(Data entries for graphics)
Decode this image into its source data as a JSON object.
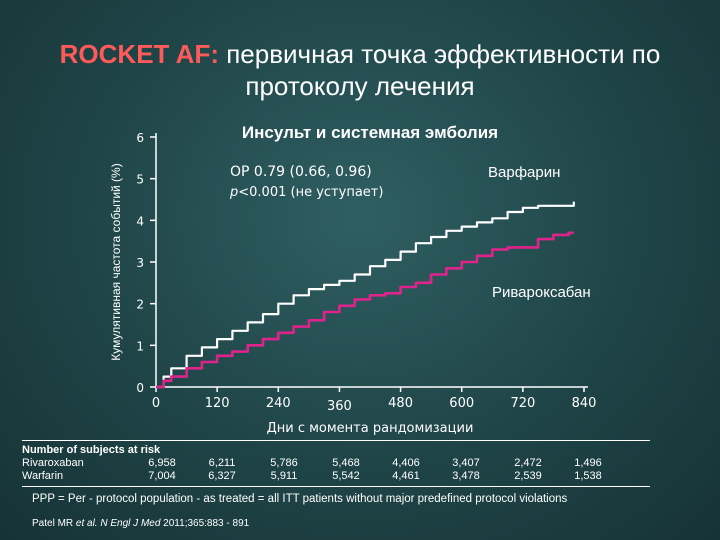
{
  "title": {
    "prefix": "ROCKET AF:",
    "rest": " первичная точка эффективности по протоколу лечения"
  },
  "chart_data": {
    "type": "line",
    "title": "Инсульт и системная эмболия",
    "xlabel": "Дни с момента рандомизации",
    "ylabel": "Кумулятивная частота событий (%)",
    "xlim": [
      0,
      840
    ],
    "ylim": [
      0,
      6
    ],
    "x_ticks": [
      "0",
      "120",
      "240",
      "360",
      "480",
      "600",
      "720",
      "840"
    ],
    "y_ticks": [
      "0",
      "1",
      "2",
      "3",
      "4",
      "5",
      "6"
    ],
    "annotations": {
      "hr": "ОР 0.79 (0.66, 0.96)",
      "p_prefix": "p",
      "p_rest": "<0.001 (не уступает)"
    },
    "series": [
      {
        "name": "Варфарин",
        "color": "#ffffff",
        "x": [
          0,
          15,
          30,
          60,
          90,
          120,
          150,
          180,
          210,
          240,
          270,
          300,
          330,
          360,
          390,
          420,
          450,
          480,
          510,
          540,
          570,
          600,
          630,
          660,
          690,
          720,
          750,
          780,
          810,
          820
        ],
        "y": [
          0,
          0.25,
          0.45,
          0.75,
          0.95,
          1.15,
          1.35,
          1.55,
          1.75,
          2.0,
          2.2,
          2.35,
          2.45,
          2.55,
          2.7,
          2.9,
          3.05,
          3.25,
          3.45,
          3.6,
          3.75,
          3.85,
          3.95,
          4.05,
          4.2,
          4.3,
          4.35,
          4.35,
          4.35,
          4.45
        ]
      },
      {
        "name": "Ривароксабан",
        "color": "#e0228c",
        "x": [
          0,
          15,
          30,
          60,
          90,
          120,
          150,
          180,
          210,
          240,
          270,
          300,
          330,
          360,
          390,
          420,
          450,
          480,
          510,
          540,
          570,
          600,
          630,
          660,
          690,
          720,
          750,
          780,
          810,
          820
        ],
        "y": [
          0,
          0.15,
          0.25,
          0.45,
          0.6,
          0.75,
          0.85,
          1.0,
          1.15,
          1.3,
          1.45,
          1.6,
          1.8,
          1.95,
          2.1,
          2.2,
          2.25,
          2.4,
          2.5,
          2.7,
          2.85,
          3.0,
          3.15,
          3.3,
          3.35,
          3.35,
          3.55,
          3.65,
          3.7,
          3.7
        ]
      }
    ]
  },
  "risk_table": {
    "header": "Number of subjects at risk",
    "rows": [
      {
        "label": "Rivaroxaban",
        "values": [
          "6,958",
          "6,211",
          "5,786",
          "5,468",
          "4,406",
          "3,407",
          "2,472",
          "1,496"
        ]
      },
      {
        "label": "Warfarin",
        "values": [
          "7,004",
          "6,327",
          "5,911",
          "5,542",
          "4,461",
          "3,478",
          "2,539",
          "1,538"
        ]
      }
    ]
  },
  "footnote": "PPP = Per - protocol population - as treated = all ITT patients without major predefined protocol violations",
  "reference": {
    "authors": "Patel MR ",
    "etal": "et al.",
    "journal": " N Engl J Med",
    "rest": " 2011;365:883 - 891"
  }
}
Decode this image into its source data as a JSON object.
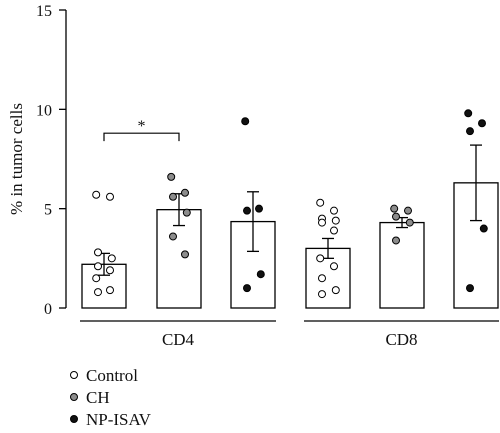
{
  "chart_data": {
    "type": "bar",
    "ylabel": "% in tumor cells",
    "ylim": [
      0,
      15
    ],
    "yticks": [
      0,
      5,
      10,
      15
    ],
    "groups": [
      "CD4",
      "CD8"
    ],
    "legend_placement": "bottom-left",
    "significance": [
      {
        "group": "CD4",
        "from": "Control",
        "to": "CH",
        "label": "*",
        "y": 8.8
      }
    ],
    "series": [
      {
        "name": "Control",
        "color": "#ffffff",
        "values": [
          2.2,
          3.0
        ],
        "error": [
          0.55,
          0.5
        ],
        "points": [
          [
            5.7,
            5.6,
            2.8,
            2.5,
            2.1,
            1.9,
            1.5,
            0.9,
            0.8
          ],
          [
            5.3,
            4.9,
            4.5,
            4.4,
            4.3,
            3.9,
            2.5,
            2.1,
            1.5,
            0.9,
            0.7
          ]
        ]
      },
      {
        "name": "CH",
        "color": "#8c8c8c",
        "values": [
          4.95,
          4.3
        ],
        "error": [
          0.8,
          0.25
        ],
        "points": [
          [
            6.6,
            5.8,
            5.6,
            4.8,
            3.6,
            2.7
          ],
          [
            5.0,
            4.9,
            4.6,
            4.3,
            3.4
          ]
        ]
      },
      {
        "name": "NP-ISAV",
        "color": "#111111",
        "values": [
          4.35,
          6.3
        ],
        "error": [
          1.5,
          1.9
        ],
        "points": [
          [
            9.4,
            5.0,
            4.9,
            1.7,
            1.0
          ],
          [
            9.8,
            9.3,
            8.9,
            4.0,
            1.0
          ]
        ]
      }
    ]
  }
}
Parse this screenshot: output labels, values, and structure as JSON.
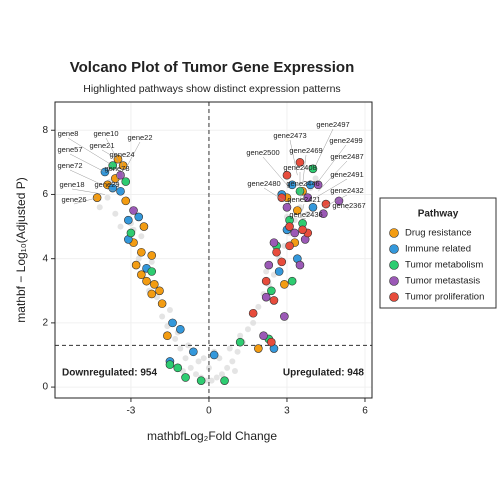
{
  "chart_data": {
    "type": "scatter",
    "title": "Volcano Plot of Tumor Gene Expression",
    "subtitle": "Highlighted pathways show distinct expression patterns",
    "xlabel": "mathbfLog₂Fold Change",
    "ylabel": "mathbf − Log₁₀(Adjusted P)",
    "xlim": [
      -5.92,
      6.27
    ],
    "ylim": [
      -0.34,
      8.88
    ],
    "xticks": [
      -3,
      0,
      3,
      6
    ],
    "yticks": [
      0,
      2,
      4,
      6,
      8
    ],
    "grid": true,
    "thresholds": {
      "x": 0,
      "y": 1.3
    },
    "background": {
      "color": "#d9d9d9",
      "x": [
        -4.2,
        -3.9,
        -3.6,
        -3.4,
        -3.1,
        -2.9,
        -2.7,
        -2.5,
        -2.3,
        -2.0,
        -1.8,
        -1.6,
        -1.3,
        -1.1,
        -0.9,
        -0.7,
        -0.5,
        -0.3,
        -0.1,
        0.1,
        0.3,
        0.5,
        0.7,
        0.9,
        1.1,
        1.3,
        1.5,
        1.7,
        1.9,
        2.1,
        2.3,
        2.5,
        2.7,
        2.9,
        3.1,
        3.3,
        3.5,
        3.7,
        3.9,
        4.1,
        -0.4,
        0.4,
        -0.8,
        0.8,
        -1.2,
        1.2,
        -2.6,
        -3.0,
        3.0,
        2.6,
        -1.0,
        1.0,
        0.0,
        -0.2,
        0.2,
        -3.8,
        3.8,
        -2.2,
        2.2,
        -1.5
      ],
      "y": [
        5.6,
        5.9,
        5.4,
        5.0,
        4.6,
        4.9,
        4.0,
        3.6,
        3.0,
        2.8,
        2.2,
        1.9,
        1.5,
        1.2,
        0.9,
        0.6,
        0.4,
        0.3,
        0.2,
        0.2,
        0.3,
        0.4,
        0.6,
        0.8,
        1.1,
        1.4,
        1.8,
        2.0,
        2.5,
        2.9,
        3.2,
        3.5,
        4.0,
        4.4,
        4.8,
        5.2,
        5.6,
        6.0,
        6.2,
        6.5,
        0.8,
        0.9,
        1.3,
        1.2,
        1.7,
        1.6,
        4.7,
        5.1,
        5.3,
        4.2,
        0.5,
        0.5,
        0.6,
        0.9,
        1.1,
        6.4,
        5.4,
        3.9,
        3.6,
        2.4
      ]
    },
    "series": [
      {
        "name": "Drug resistance",
        "color": "#f39c12",
        "x": [
          -4.3,
          -3.9,
          -3.5,
          -3.3,
          -3.6,
          -3.2,
          -2.9,
          -2.6,
          -2.2,
          -2.8,
          -2.6,
          -2.4,
          -2.1,
          -2.2,
          -1.8,
          -1.9,
          -2.5,
          -1.6,
          3.6,
          3.0,
          3.3,
          2.9,
          3.4,
          1.9
        ],
        "y": [
          5.9,
          6.3,
          7.1,
          6.9,
          6.5,
          5.8,
          4.5,
          4.2,
          4.1,
          3.8,
          3.5,
          3.3,
          3.2,
          2.9,
          2.6,
          3.0,
          5.0,
          1.6,
          6.1,
          5.9,
          4.5,
          3.2,
          5.5,
          1.2
        ]
      },
      {
        "name": "Immune related",
        "color": "#3498db",
        "x": [
          -4.0,
          -3.7,
          -3.4,
          -3.1,
          -2.7,
          -3.1,
          -2.4,
          -1.4,
          -1.1,
          -0.6,
          -1.5,
          0.2,
          2.8,
          3.2,
          3.9,
          3.0,
          3.4,
          2.7,
          4.0,
          2.5
        ],
        "y": [
          6.7,
          6.2,
          6.1,
          5.2,
          5.3,
          4.6,
          3.7,
          2.0,
          1.8,
          1.1,
          0.8,
          1.0,
          6.0,
          6.3,
          6.3,
          4.9,
          4.0,
          3.6,
          5.6,
          1.2
        ]
      },
      {
        "name": "Tumor metabolism",
        "color": "#2ecc71",
        "x": [
          -3.7,
          -3.2,
          -3.0,
          -2.2,
          -1.5,
          -0.9,
          -1.2,
          -0.3,
          0.6,
          1.2,
          2.3,
          2.4,
          2.6,
          3.1,
          3.6,
          4.0,
          3.5,
          3.2
        ],
        "y": [
          6.9,
          6.4,
          4.8,
          3.6,
          0.7,
          0.3,
          0.6,
          0.2,
          0.2,
          1.4,
          1.5,
          3.0,
          4.4,
          5.2,
          5.1,
          6.8,
          6.1,
          3.3
        ]
      },
      {
        "name": "Tumor metastasis",
        "color": "#9b59b6",
        "x": [
          -3.4,
          -2.9,
          2.2,
          2.3,
          2.5,
          3.0,
          3.3,
          3.8,
          4.2,
          5.0,
          3.5,
          2.9,
          2.1,
          3.7,
          4.4
        ],
        "y": [
          6.6,
          5.5,
          2.8,
          3.8,
          4.5,
          5.6,
          4.8,
          5.9,
          6.3,
          5.8,
          3.8,
          2.2,
          1.6,
          4.6,
          5.4
        ]
      },
      {
        "name": "Tumor proliferation",
        "color": "#e74c3c",
        "x": [
          3.0,
          3.5,
          2.8,
          3.1,
          3.8,
          2.6,
          2.2,
          2.5,
          1.7,
          2.8,
          3.6,
          4.5,
          2.4,
          3.1
        ],
        "y": [
          6.6,
          7.0,
          5.9,
          5.0,
          4.8,
          4.2,
          3.3,
          2.7,
          2.3,
          3.9,
          4.9,
          5.7,
          1.4,
          4.4
        ]
      }
    ],
    "gene_labels": [
      {
        "text": "gene21",
        "x": -3.5,
        "y": 7.1
      },
      {
        "text": "gene8",
        "x": -3.7,
        "y": 6.9
      },
      {
        "text": "gene10",
        "x": -3.4,
        "y": 6.9
      },
      {
        "text": "gene22",
        "x": -3.2,
        "y": 6.8
      },
      {
        "text": "gene57",
        "x": -4.0,
        "y": 6.7
      },
      {
        "text": "gene24",
        "x": -3.3,
        "y": 6.5
      },
      {
        "text": "gene72",
        "x": -4.1,
        "y": 6.3
      },
      {
        "text": "gene78",
        "x": -3.5,
        "y": 6.2
      },
      {
        "text": "gene18",
        "x": -4.0,
        "y": 6.0
      },
      {
        "text": "gene29",
        "x": -3.6,
        "y": 6.1
      },
      {
        "text": "gene26",
        "x": -4.3,
        "y": 5.9
      },
      {
        "text": "gene2497",
        "x": 4.1,
        "y": 6.9
      },
      {
        "text": "gene2473",
        "x": 3.4,
        "y": 6.6
      },
      {
        "text": "gene2499",
        "x": 4.2,
        "y": 6.4
      },
      {
        "text": "gene2469",
        "x": 3.6,
        "y": 6.3
      },
      {
        "text": "gene2500",
        "x": 3.0,
        "y": 6.3
      },
      {
        "text": "gene2487",
        "x": 4.2,
        "y": 6.1
      },
      {
        "text": "gene2408",
        "x": 3.5,
        "y": 6.0
      },
      {
        "text": "gene2491",
        "x": 4.1,
        "y": 5.9
      },
      {
        "text": "gene2480",
        "x": 2.9,
        "y": 5.8
      },
      {
        "text": "gene2446",
        "x": 3.5,
        "y": 5.8
      },
      {
        "text": "gene2432",
        "x": 4.4,
        "y": 5.6
      },
      {
        "text": "gene2421",
        "x": 3.6,
        "y": 5.5
      },
      {
        "text": "gene2367",
        "x": 5.0,
        "y": 5.8
      },
      {
        "text": "gene2436",
        "x": 3.4,
        "y": 5.3
      }
    ],
    "annotations": [
      {
        "text": "Downregulated: 954",
        "color": "#2e86c1"
      },
      {
        "text": "Upregulated: 948",
        "color": "#e03a2a"
      }
    ],
    "legend": {
      "title": "Pathway",
      "position": "right"
    }
  }
}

WHAT THIS TASK INVOLVES -> Identify the lines in the entries above that contain "xlabel", then copy them out.

SOLUTION ->
    "xlabel": "Дни с момента рандомизации",
    "xlabel": "mathbfLog₂Fold Change",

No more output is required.